[GOAL]
Output the following lines exactly as they appear, covering the stretch from the start through the line containing "colorbar-swatch bbox=[139, 746, 206, 772]", with both ends included.

## begin

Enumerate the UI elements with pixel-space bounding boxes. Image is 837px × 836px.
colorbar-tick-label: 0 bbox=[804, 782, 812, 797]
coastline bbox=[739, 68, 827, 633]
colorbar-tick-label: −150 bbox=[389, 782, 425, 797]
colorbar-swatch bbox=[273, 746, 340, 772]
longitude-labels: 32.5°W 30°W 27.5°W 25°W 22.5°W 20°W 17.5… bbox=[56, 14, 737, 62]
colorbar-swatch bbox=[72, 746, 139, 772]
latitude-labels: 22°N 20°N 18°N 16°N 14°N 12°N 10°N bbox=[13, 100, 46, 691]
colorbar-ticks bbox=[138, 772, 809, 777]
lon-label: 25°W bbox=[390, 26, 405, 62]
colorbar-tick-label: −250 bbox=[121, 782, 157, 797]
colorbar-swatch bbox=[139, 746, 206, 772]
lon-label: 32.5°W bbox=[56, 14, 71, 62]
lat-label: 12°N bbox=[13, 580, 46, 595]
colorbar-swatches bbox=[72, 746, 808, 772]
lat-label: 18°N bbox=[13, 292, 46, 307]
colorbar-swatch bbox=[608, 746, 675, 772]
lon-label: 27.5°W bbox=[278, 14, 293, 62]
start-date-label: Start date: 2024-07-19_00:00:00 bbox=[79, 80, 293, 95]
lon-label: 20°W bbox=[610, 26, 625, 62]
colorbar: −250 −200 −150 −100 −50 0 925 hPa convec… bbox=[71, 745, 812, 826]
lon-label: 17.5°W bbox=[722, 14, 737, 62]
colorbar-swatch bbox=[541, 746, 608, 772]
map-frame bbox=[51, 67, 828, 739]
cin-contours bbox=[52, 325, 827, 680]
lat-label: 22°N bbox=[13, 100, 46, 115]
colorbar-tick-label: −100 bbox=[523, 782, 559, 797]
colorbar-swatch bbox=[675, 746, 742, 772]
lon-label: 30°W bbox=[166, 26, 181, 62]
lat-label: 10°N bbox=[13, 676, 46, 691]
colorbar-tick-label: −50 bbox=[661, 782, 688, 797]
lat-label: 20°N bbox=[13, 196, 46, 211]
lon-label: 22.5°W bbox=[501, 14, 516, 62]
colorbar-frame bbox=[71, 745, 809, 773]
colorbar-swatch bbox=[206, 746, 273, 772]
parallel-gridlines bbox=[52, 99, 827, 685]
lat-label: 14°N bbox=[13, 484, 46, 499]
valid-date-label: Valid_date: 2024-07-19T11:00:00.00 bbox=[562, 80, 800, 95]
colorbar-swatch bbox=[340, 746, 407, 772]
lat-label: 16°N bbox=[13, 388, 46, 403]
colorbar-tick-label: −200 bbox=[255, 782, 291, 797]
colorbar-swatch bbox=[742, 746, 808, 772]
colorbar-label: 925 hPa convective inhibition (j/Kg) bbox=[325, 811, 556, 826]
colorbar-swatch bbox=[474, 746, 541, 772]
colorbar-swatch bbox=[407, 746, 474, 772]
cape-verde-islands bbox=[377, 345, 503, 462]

## end

[WRITTEN RESPONSE]
Enumerate the UI elements with pixel-space bounding boxes. Image is 837px × 836px.
colorbar-tick-label: 0 bbox=[804, 782, 812, 797]
coastline bbox=[739, 68, 827, 633]
colorbar-tick-label: −150 bbox=[389, 782, 425, 797]
colorbar-swatch bbox=[273, 746, 340, 772]
longitude-labels: 32.5°W 30°W 27.5°W 25°W 22.5°W 20°W 17.5… bbox=[56, 14, 737, 62]
colorbar-swatch bbox=[72, 746, 139, 772]
latitude-labels: 22°N 20°N 18°N 16°N 14°N 12°N 10°N bbox=[13, 100, 46, 691]
colorbar-ticks bbox=[138, 772, 809, 777]
lon-label: 25°W bbox=[390, 26, 405, 62]
colorbar-tick-label: −250 bbox=[121, 782, 157, 797]
colorbar-swatch bbox=[139, 746, 206, 772]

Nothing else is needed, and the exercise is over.